Dataset records:
>>>>>

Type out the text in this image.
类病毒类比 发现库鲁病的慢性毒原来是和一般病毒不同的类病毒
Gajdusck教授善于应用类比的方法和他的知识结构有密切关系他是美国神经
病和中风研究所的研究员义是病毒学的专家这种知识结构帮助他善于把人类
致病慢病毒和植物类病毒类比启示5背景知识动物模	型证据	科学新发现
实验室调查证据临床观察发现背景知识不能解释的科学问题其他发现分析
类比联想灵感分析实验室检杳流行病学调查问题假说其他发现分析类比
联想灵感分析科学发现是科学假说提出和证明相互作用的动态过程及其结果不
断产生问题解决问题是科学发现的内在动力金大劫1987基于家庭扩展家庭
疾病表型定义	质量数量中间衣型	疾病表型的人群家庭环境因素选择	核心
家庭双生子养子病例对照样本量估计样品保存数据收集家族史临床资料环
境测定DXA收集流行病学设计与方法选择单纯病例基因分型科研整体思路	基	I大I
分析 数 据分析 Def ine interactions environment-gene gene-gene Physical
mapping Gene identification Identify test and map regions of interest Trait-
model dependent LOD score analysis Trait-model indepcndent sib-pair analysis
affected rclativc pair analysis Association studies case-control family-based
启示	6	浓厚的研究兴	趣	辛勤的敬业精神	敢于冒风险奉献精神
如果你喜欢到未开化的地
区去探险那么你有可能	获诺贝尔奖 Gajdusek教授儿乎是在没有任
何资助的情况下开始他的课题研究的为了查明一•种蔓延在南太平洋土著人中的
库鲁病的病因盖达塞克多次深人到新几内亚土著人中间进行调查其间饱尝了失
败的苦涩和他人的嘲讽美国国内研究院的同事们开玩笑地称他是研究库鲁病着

<<<<<

What is needed: Each entry, exactly as written, should be set down once more.

Exercise result:
Type out the text in this image.
类病毒类比 发现库鲁病的慢性毒原来是和一般病毒不同的类病毒
Gajdusck教授善于应用类比的方法和他的知识结构有密切关系他是美国神经
病和中风研究所的研究员义是病毒学的专家这种知识结构帮助他善于把人类
致病慢病毒和植物类病毒类比启示5背景知识动物模	型证据	科学新发现
实验室调查证据临床观察发现背景知识不能解释的科学问题其他发现分析
类比联想灵感分析实验室检杳流行病学调查问题假说其他发现分析类比
联想灵感分析科学发现是科学假说提出和证明相互作用的动态过程及其结果不
断产生问题解决问题是科学发现的内在动力金大劫1987基于家庭扩展家庭
疾病表型定义	质量数量中间衣型	疾病表型的人群家庭环境因素选择	核心
家庭双生子养子病例对照样本量估计样品保存数据收集家族史临床资料环
境测定DXA收集流行病学设计与方法选择单纯病例基因分型科研整体思路	基	I大I
分析 数 据分析 Def ine interactions environment-gene gene-gene Physical
mapping Gene identification Identify test and map regions of interest Trait-
model dependent LOD score analysis Trait-model indepcndent sib-pair analysis
affected rclativc pair analysis Association studies case-control family-based
启示	6	浓厚的研究兴	趣	辛勤的敬业精神	敢于冒风险奉献精神
如果你喜欢到未开化的地
区去探险那么你有可能	获诺贝尔奖 Gajdusek教授儿乎是在没有任
何资助的情况下开始他的课题研究的为了查明一•种蔓延在南太平洋土著人中的
库鲁病的病因盖达塞克多次深人到新几内亚土著人中间进行调查其间饱尝了失
败的苦涩和他人的嘲讽美国国内研究院的同事们开玩笑地称他是研究库鲁病着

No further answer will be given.